Collected data entries
:::
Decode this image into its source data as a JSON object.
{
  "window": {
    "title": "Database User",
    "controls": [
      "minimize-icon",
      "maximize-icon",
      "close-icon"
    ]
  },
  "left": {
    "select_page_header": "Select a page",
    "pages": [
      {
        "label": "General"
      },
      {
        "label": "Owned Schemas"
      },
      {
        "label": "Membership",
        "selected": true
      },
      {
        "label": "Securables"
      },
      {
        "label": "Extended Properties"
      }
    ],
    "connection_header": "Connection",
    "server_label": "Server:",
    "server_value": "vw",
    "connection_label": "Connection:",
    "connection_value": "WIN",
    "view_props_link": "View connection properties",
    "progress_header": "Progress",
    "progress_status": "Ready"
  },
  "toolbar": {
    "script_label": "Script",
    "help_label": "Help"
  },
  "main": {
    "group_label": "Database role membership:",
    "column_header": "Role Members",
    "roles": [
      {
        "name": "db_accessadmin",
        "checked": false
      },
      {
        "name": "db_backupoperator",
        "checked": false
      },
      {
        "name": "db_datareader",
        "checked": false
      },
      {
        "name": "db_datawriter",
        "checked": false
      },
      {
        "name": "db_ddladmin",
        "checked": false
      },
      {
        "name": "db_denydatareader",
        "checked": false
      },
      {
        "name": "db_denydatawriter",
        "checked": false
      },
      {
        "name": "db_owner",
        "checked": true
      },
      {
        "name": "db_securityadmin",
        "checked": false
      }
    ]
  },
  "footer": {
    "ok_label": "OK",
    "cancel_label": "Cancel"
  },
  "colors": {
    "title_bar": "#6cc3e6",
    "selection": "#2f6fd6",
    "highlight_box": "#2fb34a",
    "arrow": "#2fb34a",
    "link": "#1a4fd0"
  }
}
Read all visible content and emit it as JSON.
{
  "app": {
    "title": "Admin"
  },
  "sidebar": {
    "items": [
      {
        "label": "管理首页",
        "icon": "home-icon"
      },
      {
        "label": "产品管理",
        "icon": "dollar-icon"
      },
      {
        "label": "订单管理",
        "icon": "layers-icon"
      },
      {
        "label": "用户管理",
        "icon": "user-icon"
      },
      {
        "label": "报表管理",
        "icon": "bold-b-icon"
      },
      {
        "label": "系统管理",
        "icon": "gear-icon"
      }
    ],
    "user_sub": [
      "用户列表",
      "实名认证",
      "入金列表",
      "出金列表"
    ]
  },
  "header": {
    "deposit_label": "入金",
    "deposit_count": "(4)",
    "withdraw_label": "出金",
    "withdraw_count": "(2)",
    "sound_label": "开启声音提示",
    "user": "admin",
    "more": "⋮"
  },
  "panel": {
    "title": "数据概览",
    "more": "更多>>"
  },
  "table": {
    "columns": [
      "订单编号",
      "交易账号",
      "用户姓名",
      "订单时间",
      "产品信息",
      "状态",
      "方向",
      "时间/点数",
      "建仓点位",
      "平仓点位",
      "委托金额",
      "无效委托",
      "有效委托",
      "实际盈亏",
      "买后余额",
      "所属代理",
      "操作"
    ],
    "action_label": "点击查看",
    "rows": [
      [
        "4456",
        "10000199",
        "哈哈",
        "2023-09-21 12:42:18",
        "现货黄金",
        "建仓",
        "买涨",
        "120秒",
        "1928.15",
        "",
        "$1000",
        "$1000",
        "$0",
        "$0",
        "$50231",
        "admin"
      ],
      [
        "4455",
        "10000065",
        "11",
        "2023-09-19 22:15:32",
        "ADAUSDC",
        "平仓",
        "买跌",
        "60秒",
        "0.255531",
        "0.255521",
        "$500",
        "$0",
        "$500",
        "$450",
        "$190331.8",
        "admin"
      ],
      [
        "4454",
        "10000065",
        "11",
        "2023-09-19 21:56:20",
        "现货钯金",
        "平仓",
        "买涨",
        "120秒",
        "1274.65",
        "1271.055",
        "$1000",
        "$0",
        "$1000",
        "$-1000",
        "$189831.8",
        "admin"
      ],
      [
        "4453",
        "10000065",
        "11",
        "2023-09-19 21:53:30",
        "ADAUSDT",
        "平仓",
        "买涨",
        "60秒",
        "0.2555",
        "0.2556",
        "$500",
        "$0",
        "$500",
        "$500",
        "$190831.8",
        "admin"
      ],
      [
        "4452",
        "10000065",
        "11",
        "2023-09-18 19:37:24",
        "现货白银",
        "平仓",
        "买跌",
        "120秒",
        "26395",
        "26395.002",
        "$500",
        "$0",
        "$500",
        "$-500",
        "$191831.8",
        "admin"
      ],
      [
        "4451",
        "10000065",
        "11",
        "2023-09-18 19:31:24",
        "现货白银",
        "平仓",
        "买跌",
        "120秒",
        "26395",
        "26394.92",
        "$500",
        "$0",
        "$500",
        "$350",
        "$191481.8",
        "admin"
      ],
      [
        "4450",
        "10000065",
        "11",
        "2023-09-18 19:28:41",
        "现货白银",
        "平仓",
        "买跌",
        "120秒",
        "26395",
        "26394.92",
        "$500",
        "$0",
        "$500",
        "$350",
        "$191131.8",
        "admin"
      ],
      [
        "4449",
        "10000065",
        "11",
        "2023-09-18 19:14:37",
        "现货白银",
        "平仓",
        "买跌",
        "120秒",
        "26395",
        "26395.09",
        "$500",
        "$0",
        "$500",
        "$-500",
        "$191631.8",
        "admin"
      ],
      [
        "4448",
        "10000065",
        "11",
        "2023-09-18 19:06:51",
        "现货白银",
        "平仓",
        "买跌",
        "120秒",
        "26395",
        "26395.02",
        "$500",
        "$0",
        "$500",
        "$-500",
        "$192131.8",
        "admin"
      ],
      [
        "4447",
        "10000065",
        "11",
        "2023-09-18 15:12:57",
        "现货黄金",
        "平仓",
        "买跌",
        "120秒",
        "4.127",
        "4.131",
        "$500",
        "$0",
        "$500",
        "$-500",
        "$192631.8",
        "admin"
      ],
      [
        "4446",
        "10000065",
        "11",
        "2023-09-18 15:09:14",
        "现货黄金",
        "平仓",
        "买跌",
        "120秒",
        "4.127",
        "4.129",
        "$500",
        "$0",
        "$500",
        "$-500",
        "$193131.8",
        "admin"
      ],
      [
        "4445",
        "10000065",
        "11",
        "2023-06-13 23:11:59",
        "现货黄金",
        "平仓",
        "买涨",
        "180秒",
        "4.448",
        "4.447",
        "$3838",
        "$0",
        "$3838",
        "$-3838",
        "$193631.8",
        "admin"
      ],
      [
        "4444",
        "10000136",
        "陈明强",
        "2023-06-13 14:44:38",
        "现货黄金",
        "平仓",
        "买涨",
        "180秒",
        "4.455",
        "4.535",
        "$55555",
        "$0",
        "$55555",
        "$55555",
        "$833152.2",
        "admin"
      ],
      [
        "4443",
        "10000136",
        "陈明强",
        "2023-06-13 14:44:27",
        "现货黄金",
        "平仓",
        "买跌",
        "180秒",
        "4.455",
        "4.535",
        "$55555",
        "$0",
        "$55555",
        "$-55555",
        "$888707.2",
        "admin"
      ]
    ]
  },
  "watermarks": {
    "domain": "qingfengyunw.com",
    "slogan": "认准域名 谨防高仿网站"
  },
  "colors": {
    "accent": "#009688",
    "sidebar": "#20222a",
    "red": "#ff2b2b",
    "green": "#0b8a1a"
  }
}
:::
### AIM OF THE TASK
Give back the whole listing exactly as it reads.

### REPLY TO THE EXERCISE
Decode this image into its source data as a JSON object.
{
  "window": {
    "title": "Database User",
    "controls": [
      "minimize-icon",
      "maximize-icon",
      "close-icon"
    ]
  },
  "left": {
    "select_page_header": "Select a page",
    "pages": [
      {
        "label": "General"
      },
      {
        "label": "Owned Schemas"
      },
      {
        "label": "Membership",
        "selected": true
      },
      {
        "label": "Securables"
      },
      {
        "label": "Extended Properties"
      }
    ],
    "connection_header": "Connection",
    "server_label": "Server:",
    "server_value": "vw",
    "connection_label": "Connection:",
    "connection_value": "WIN",
    "view_props_link": "View connection properties",
    "progress_header": "Progress",
    "progress_status": "Ready"
  },
  "toolbar": {
    "script_label": "Script",
    "help_label": "Help"
  },
  "main": {
    "group_label": "Database role membership:",
    "column_header": "Role Members",
    "roles": [
      {
        "name": "db_accessadmin",
        "checked": false
      },
      {
        "name": "db_backupoperator",
        "checked": false
      },
      {
        "name": "db_datareader",
        "checked": false
      },
      {
        "name": "db_datawriter",
        "checked": false
      },
      {
        "name": "db_ddladmin",
        "checked": false
      },
      {
        "name": "db_denydatareader",
        "checked": false
      },
      {
        "name": "db_denydatawriter",
        "checked": false
      },
      {
        "name": "db_owner",
        "checked": true
      },
      {
        "name": "db_securityadmin",
        "checked": false
      }
    ]
  },
  "footer": {
    "ok_label": "OK",
    "cancel_label": "Cancel"
  },
  "colors": {
    "title_bar": "#6cc3e6",
    "selection": "#2f6fd6",
    "highlight_box": "#2fb34a",
    "arrow": "#2fb34a",
    "link": "#1a4fd0"
  }
}
Read all visible content and emit it as JSON.
{
  "app": {
    "title": "Admin"
  },
  "sidebar": {
    "items": [
      {
        "label": "管理首页",
        "icon": "home-icon"
      },
      {
        "label": "产品管理",
        "icon": "dollar-icon"
      },
      {
        "label": "订单管理",
        "icon": "layers-icon"
      },
      {
        "label": "用户管理",
        "icon": "user-icon"
      },
      {
        "label": "报表管理",
        "icon": "bold-b-icon"
      },
      {
        "label": "系统管理",
        "icon": "gear-icon"
      }
    ],
    "user_sub": [
      "用户列表",
      "实名认证",
      "入金列表",
      "出金列表"
    ]
  },
  "header": {
    "deposit_label": "入金",
    "deposit_count": "(4)",
    "withdraw_label": "出金",
    "withdraw_count": "(2)",
    "sound_label": "开启声音提示",
    "user": "admin",
    "more": "⋮"
  },
  "panel": {
    "title": "数据概览",
    "more": "更多>>"
  },
  "table": {
    "columns": [
      "订单编号",
      "交易账号",
      "用户姓名",
      "订单时间",
      "产品信息",
      "状态",
      "方向",
      "时间/点数",
      "建仓点位",
      "平仓点位",
      "委托金额",
      "无效委托",
      "有效委托",
      "实际盈亏",
      "买后余额",
      "所属代理",
      "操作"
    ],
    "action_label": "点击查看",
    "rows": [
      [
        "4456",
        "10000199",
        "哈哈",
        "2023-09-21 12:42:18",
        "现货黄金",
        "建仓",
        "买涨",
        "120秒",
        "1928.15",
        "",
        "$1000",
        "$1000",
        "$0",
        "$0",
        "$50231",
        "admin"
      ],
      [
        "4455",
        "10000065",
        "11",
        "2023-09-19 22:15:32",
        "ADAUSDC",
        "平仓",
        "买跌",
        "60秒",
        "0.255531",
        "0.255521",
        "$500",
        "$0",
        "$500",
        "$450",
        "$190331.8",
        "admin"
      ],
      [
        "4454",
        "10000065",
        "11",
        "2023-09-19 21:56:20",
        "现货钯金",
        "平仓",
        "买涨",
        "120秒",
        "1274.65",
        "1271.055",
        "$1000",
        "$0",
        "$1000",
        "$-1000",
        "$189831.8",
        "admin"
      ],
      [
        "4453",
        "10000065",
        "11",
        "2023-09-19 21:53:30",
        "ADAUSDT",
        "平仓",
        "买涨",
        "60秒",
        "0.2555",
        "0.2556",
        "$500",
        "$0",
        "$500",
        "$500",
        "$190831.8",
        "admin"
      ],
      [
        "4452",
        "10000065",
        "11",
        "2023-09-18 19:37:24",
        "现货白银",
        "平仓",
        "买跌",
        "120秒",
        "26395",
        "26395.002",
        "$500",
        "$0",
        "$500",
        "$-500",
        "$191831.8",
        "admin"
      ],
      [
        "4451",
        "10000065",
        "11",
        "2023-09-18 19:31:24",
        "现货白银",
        "平仓",
        "买跌",
        "120秒",
        "26395",
        "26394.92",
        "$500",
        "$0",
        "$500",
        "$350",
        "$191481.8",
        "admin"
      ],
      [
        "4450",
        "10000065",
        "11",
        "2023-09-18 19:28:41",
        "现货白银",
        "平仓",
        "买跌",
        "120秒",
        "26395",
        "26394.92",
        "$500",
        "$0",
        "$500",
        "$350",
        "$191131.8",
        "admin"
      ],
      [
        "4449",
        "10000065",
        "11",
        "2023-09-18 19:14:37",
        "现货白银",
        "平仓",
        "买跌",
        "120秒",
        "26395",
        "26395.09",
        "$500",
        "$0",
        "$500",
        "$-500",
        "$191631.8",
        "admin"
      ],
      [
        "4448",
        "10000065",
        "11",
        "2023-09-18 19:06:51",
        "现货白银",
        "平仓",
        "买跌",
        "120秒",
        "26395",
        "26395.02",
        "$500",
        "$0",
        "$500",
        "$-500",
        "$192131.8",
        "admin"
      ],
      [
        "4447",
        "10000065",
        "11",
        "2023-09-18 15:12:57",
        "现货黄金",
        "平仓",
        "买跌",
        "120秒",
        "4.127",
        "4.131",
        "$500",
        "$0",
        "$500",
        "$-500",
        "$192631.8",
        "admin"
      ],
      [
        "4446",
        "10000065",
        "11",
        "2023-09-18 15:09:14",
        "现货黄金",
        "平仓",
        "买跌",
        "120秒",
        "4.127",
        "4.129",
        "$500",
        "$0",
        "$500",
        "$-500",
        "$193131.8",
        "admin"
      ],
      [
        "4445",
        "10000065",
        "11",
        "2023-06-13 23:11:59",
        "现货黄金",
        "平仓",
        "买涨",
        "180秒",
        "4.448",
        "4.447",
        "$3838",
        "$0",
        "$3838",
        "$-3838",
        "$193631.8",
        "admin"
      ],
      [
        "4444",
        "10000136",
        "陈明强",
        "2023-06-13 14:44:38",
        "现货黄金",
        "平仓",
        "买涨",
        "180秒",
        "4.455",
        "4.535",
        "$55555",
        "$0",
        "$55555",
        "$55555",
        "$833152.2",
        "admin"
      ],
      [
        "4443",
        "10000136",
        "陈明强",
        "2023-06-13 14:44:27",
        "现货黄金",
        "平仓",
        "买跌",
        "180秒",
        "4.455",
        "4.535",
        "$55555",
        "$0",
        "$55555",
        "$-55555",
        "$888707.2",
        "admin"
      ]
    ]
  },
  "watermarks": {
    "domain": "qingfengyunw.com",
    "slogan": "认准域名 谨防高仿网站"
  },
  "colors": {
    "accent": "#009688",
    "sidebar": "#20222a",
    "red": "#ff2b2b",
    "green": "#0b8a1a"
  }
}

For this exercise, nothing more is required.